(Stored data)
[start]
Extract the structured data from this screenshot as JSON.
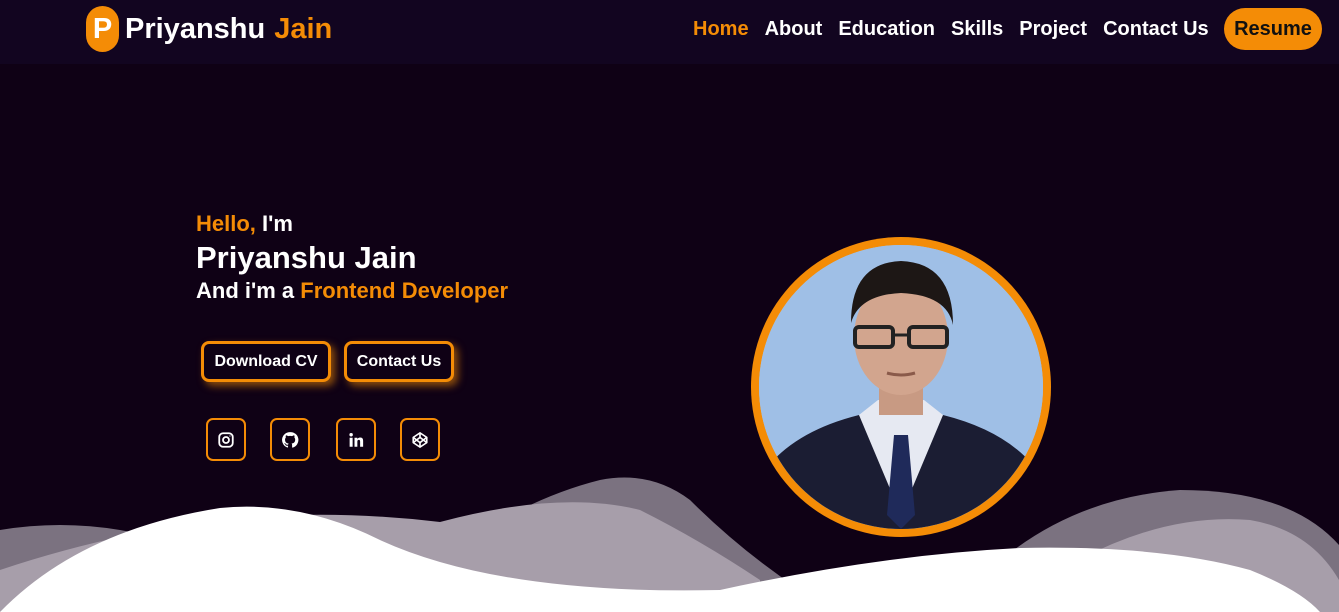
{
  "brand": {
    "initial": "P",
    "first_name": "Priyanshu",
    "last_name": "Jain"
  },
  "nav": {
    "items": [
      {
        "label": "Home",
        "active": true
      },
      {
        "label": "About",
        "active": false
      },
      {
        "label": "Education",
        "active": false
      },
      {
        "label": "Skills",
        "active": false
      },
      {
        "label": "Project",
        "active": false
      },
      {
        "label": "Contact Us",
        "active": false
      }
    ],
    "resume_label": "Resume"
  },
  "hero": {
    "greeting_accent": "Hello,",
    "greeting_rest": "I'm",
    "name": "Priyanshu Jain",
    "role_prefix": "And i'm a",
    "role": "Frontend Developer",
    "download_cv_label": "Download CV",
    "contact_label": "Contact Us"
  },
  "social": [
    {
      "icon": "instagram-icon"
    },
    {
      "icon": "github-icon"
    },
    {
      "icon": "linkedin-icon"
    },
    {
      "icon": "codepen-icon"
    }
  ],
  "colors": {
    "accent": "#f48c06",
    "background": "#0f0115",
    "navbar": "#120520"
  }
}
[end]
Transcribe every record above exactly, leaving out the pictures.

Extract the structured data from this screenshot as JSON.
{
  "brand": {
    "initial": "P",
    "first_name": "Priyanshu",
    "last_name": "Jain"
  },
  "nav": {
    "items": [
      {
        "label": "Home",
        "active": true
      },
      {
        "label": "About",
        "active": false
      },
      {
        "label": "Education",
        "active": false
      },
      {
        "label": "Skills",
        "active": false
      },
      {
        "label": "Project",
        "active": false
      },
      {
        "label": "Contact Us",
        "active": false
      }
    ],
    "resume_label": "Resume"
  },
  "hero": {
    "greeting_accent": "Hello,",
    "greeting_rest": "I'm",
    "name": "Priyanshu Jain",
    "role_prefix": "And i'm a",
    "role": "Frontend Developer",
    "download_cv_label": "Download CV",
    "contact_label": "Contact Us"
  },
  "social": [
    {
      "icon": "instagram-icon"
    },
    {
      "icon": "github-icon"
    },
    {
      "icon": "linkedin-icon"
    },
    {
      "icon": "codepen-icon"
    }
  ],
  "colors": {
    "accent": "#f48c06",
    "background": "#0f0115",
    "navbar": "#120520"
  }
}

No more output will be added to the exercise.